_PROBLEM TO SOLVE:_
In the data below, find every line with the string "xlabel" and pull it out.

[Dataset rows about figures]
• • • • • • •
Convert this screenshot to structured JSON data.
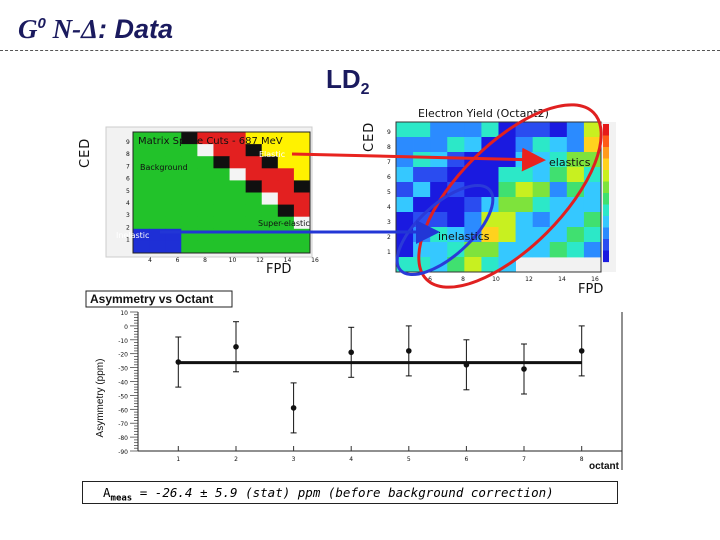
{
  "slide": {
    "title_g": "G",
    "title_sup": "0",
    "title_ndelta": " N-Δ",
    "title_rest": ": Data",
    "target_main": "LD",
    "target_sub": "2"
  },
  "left_plot": {
    "title": "Matrix Space Cuts - 687 MeV",
    "region_labels": [
      "Background",
      "Elastic",
      "Super-elastic",
      "Inelastic"
    ],
    "x_ticks": [
      "4",
      "6",
      "8",
      "10",
      "12",
      "14",
      "16"
    ],
    "y_ticks": [
      "9",
      "8",
      "7",
      "6",
      "5",
      "4",
      "3",
      "2",
      "1"
    ],
    "ylabel": "CED",
    "xlabel": "FPD"
  },
  "right_plot": {
    "title": "Electron Yield (Octant2)",
    "ylabel": "CED",
    "xlabel": "FPD",
    "x_ticks": [
      "6",
      "8",
      "10",
      "12",
      "14",
      "16"
    ],
    "y_ticks": [
      "9",
      "8",
      "7",
      "6",
      "5",
      "4",
      "3",
      "2",
      "1"
    ],
    "elastics_label": "elastics",
    "inelastics_label": "inelastics",
    "arrow_red_color": "#e8231f",
    "arrow_blue_color": "#2236d6"
  },
  "asym_plot": {
    "title": "Asymmetry vs Octant",
    "ylabel": "Asymmetry (ppm)",
    "xlabel": "octant",
    "y_ticks": [
      "10",
      "0",
      "-10",
      "-20",
      "-30",
      "-40",
      "-50",
      "-60",
      "-70",
      "-80",
      "-90"
    ],
    "x_ticks": [
      "1",
      "2",
      "3",
      "4",
      "5",
      "6",
      "7",
      "8"
    ]
  },
  "chart_data": {
    "type": "scatter",
    "title": "Asymmetry vs Octant",
    "xlabel": "octant",
    "ylabel": "Asymmetry (ppm)",
    "x": [
      1,
      2,
      3,
      4,
      5,
      6,
      7,
      8
    ],
    "y": [
      -26,
      -15,
      -59,
      -19,
      -18,
      -28,
      -31,
      -18
    ],
    "yerr": [
      18,
      18,
      18,
      18,
      18,
      18,
      18,
      18
    ],
    "fit_value": -26.4,
    "xlim": [
      0.3,
      8.7
    ],
    "ylim": [
      -90,
      10
    ],
    "grid": false
  },
  "formula": {
    "a": "A",
    "a_sub": "meas",
    "rest": " = -26.4 ± 5.9 (stat) ppm  (before background correction)"
  }
}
• • • • • • •
_THE RESULT:_
    "xlabel": "FPD"
    "xlabel": "FPD",
    "xlabel": "octant",
    "xlabel": "octant",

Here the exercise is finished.